EXERCISE DESCRIPTION: Write the line that includes "What text is on this page?" and all subsequent lines, exactly as written, and nothing more.

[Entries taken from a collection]
________

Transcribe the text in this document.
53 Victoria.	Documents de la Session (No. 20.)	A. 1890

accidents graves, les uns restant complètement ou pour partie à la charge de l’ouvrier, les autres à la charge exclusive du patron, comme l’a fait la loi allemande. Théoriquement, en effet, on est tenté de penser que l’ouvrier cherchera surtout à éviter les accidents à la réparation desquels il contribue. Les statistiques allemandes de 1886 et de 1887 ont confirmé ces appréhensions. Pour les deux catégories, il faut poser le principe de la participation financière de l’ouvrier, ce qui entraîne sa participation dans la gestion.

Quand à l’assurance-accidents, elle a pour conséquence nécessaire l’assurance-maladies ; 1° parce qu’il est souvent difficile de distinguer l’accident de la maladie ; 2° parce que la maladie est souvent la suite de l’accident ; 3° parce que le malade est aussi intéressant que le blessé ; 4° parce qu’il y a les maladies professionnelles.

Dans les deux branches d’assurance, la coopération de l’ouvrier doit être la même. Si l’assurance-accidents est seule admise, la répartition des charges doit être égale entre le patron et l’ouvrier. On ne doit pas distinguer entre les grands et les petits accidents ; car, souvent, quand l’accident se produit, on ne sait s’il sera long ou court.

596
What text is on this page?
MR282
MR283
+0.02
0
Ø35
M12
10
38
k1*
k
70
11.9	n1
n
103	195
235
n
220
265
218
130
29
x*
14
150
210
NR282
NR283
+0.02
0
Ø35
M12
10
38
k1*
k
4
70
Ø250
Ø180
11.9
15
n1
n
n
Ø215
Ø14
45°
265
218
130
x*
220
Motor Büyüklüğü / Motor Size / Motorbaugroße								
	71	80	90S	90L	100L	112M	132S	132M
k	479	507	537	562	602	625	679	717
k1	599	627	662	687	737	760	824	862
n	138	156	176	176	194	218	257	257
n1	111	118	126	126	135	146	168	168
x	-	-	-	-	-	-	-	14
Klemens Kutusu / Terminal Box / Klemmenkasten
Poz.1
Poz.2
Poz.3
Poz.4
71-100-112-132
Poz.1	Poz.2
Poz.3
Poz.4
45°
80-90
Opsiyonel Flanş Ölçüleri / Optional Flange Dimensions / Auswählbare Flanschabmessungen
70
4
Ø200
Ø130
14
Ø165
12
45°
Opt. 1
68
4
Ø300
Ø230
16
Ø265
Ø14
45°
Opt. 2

________

SOLUTION TO THE EXERCISE:
What text is on this page?
MR282
MR283
+0.02
0
Ø35
M12
10
38
k1*
k
70
11.9	n1
n
103	195
235
n
220
265
218
130
29
x*
14
150
210
NR282
NR283
+0.02
0
Ø35
M12
10
38
k1*
k
4
70
Ø250
Ø180
11.9
15
n1
n
n
Ø215
Ø14
45°
265
218
130
x*
220
Motor Büyüklüğü / Motor Size / Motorbaugroße								
	71	80	90S	90L	100L	112M	132S	132M
k	479	507	537	562	602	625	679	717
k1	599	627	662	687	737	760	824	862
n	138	156	176	176	194	218	257	257
n1	111	118	126	126	135	146	168	168
x	-	-	-	-	-	-	-	14
Klemens Kutusu / Terminal Box / Klemmenkasten
Poz.1
Poz.2
Poz.3
Poz.4
71-100-112-132
Poz.1	Poz.2
Poz.3
Poz.4
45°
80-90
Opsiyonel Flanş Ölçüleri / Optional Flange Dimensions / Auswählbare Flanschabmessungen
70
4
Ø200
Ø130
14
Ø165
12
45°
Opt. 1
68
4
Ø300
Ø230
16
Ø265
Ø14
45°
Opt. 2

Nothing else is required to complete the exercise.